- [INSTRUCTIONS TO FOLLOW]
Find and copy every line in the records that includes the string "technicznego".

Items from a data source
==*==
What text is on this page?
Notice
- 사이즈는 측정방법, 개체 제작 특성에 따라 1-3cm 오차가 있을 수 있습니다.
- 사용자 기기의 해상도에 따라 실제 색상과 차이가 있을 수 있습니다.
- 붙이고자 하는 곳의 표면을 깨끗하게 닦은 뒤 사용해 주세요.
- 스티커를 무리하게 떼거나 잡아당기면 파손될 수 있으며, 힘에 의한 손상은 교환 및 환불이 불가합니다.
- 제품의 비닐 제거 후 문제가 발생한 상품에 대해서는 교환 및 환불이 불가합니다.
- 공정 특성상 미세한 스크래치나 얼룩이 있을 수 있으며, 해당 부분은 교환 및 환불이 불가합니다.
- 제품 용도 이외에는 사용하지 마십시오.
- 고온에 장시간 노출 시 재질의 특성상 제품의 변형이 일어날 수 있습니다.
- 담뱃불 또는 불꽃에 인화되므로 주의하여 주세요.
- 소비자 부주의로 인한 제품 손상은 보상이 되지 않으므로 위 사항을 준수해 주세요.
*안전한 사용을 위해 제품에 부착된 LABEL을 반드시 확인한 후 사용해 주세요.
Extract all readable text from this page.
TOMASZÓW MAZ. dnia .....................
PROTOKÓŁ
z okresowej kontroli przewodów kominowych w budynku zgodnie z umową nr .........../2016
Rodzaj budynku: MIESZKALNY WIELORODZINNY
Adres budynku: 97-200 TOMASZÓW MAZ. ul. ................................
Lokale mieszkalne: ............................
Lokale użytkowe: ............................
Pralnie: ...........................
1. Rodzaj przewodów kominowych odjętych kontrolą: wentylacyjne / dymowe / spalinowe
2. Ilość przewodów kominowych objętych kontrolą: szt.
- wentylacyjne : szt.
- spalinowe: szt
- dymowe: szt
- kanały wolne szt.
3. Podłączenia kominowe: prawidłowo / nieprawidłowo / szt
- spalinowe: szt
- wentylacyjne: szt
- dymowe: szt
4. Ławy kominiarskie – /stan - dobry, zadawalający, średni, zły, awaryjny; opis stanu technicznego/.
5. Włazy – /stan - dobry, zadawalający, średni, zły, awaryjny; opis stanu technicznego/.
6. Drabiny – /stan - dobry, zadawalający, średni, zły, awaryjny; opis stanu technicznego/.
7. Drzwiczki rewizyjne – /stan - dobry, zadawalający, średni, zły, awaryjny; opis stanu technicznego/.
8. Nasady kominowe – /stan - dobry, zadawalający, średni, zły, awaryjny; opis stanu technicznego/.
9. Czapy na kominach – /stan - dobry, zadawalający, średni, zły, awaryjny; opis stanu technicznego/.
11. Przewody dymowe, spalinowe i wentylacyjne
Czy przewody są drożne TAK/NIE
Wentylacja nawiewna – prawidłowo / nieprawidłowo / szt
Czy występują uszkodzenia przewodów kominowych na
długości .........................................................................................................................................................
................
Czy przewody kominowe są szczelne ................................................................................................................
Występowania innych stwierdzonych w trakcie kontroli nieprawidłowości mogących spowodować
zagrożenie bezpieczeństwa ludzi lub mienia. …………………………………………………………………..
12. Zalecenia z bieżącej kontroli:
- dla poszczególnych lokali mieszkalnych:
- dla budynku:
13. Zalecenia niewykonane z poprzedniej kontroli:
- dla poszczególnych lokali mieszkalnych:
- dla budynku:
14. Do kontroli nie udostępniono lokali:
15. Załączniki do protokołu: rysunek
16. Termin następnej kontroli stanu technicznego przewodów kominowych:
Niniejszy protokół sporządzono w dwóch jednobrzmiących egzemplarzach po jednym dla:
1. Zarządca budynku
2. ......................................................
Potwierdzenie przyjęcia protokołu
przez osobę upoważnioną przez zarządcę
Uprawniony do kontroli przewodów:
==*==
- [SOLUTION TO THIS EXERCISE]
4. Ławy kominiarskie – /stan - dobry, zadawalający, średni, zły, awaryjny; opis stanu technicznego/.
5. Włazy – /stan - dobry, zadawalający, średni, zły, awaryjny; opis stanu technicznego/.
6. Drabiny – /stan - dobry, zadawalający, średni, zły, awaryjny; opis stanu technicznego/.
7. Drzwiczki rewizyjne – /stan - dobry, zadawalający, średni, zły, awaryjny; opis stanu technicznego/.
8. Nasady kominowe – /stan - dobry, zadawalający, średni, zły, awaryjny; opis stanu technicznego/.
9. Czapy na kominach – /stan - dobry, zadawalający, średni, zły, awaryjny; opis stanu technicznego/.
16. Termin następnej kontroli stanu technicznego przewodów kominowych:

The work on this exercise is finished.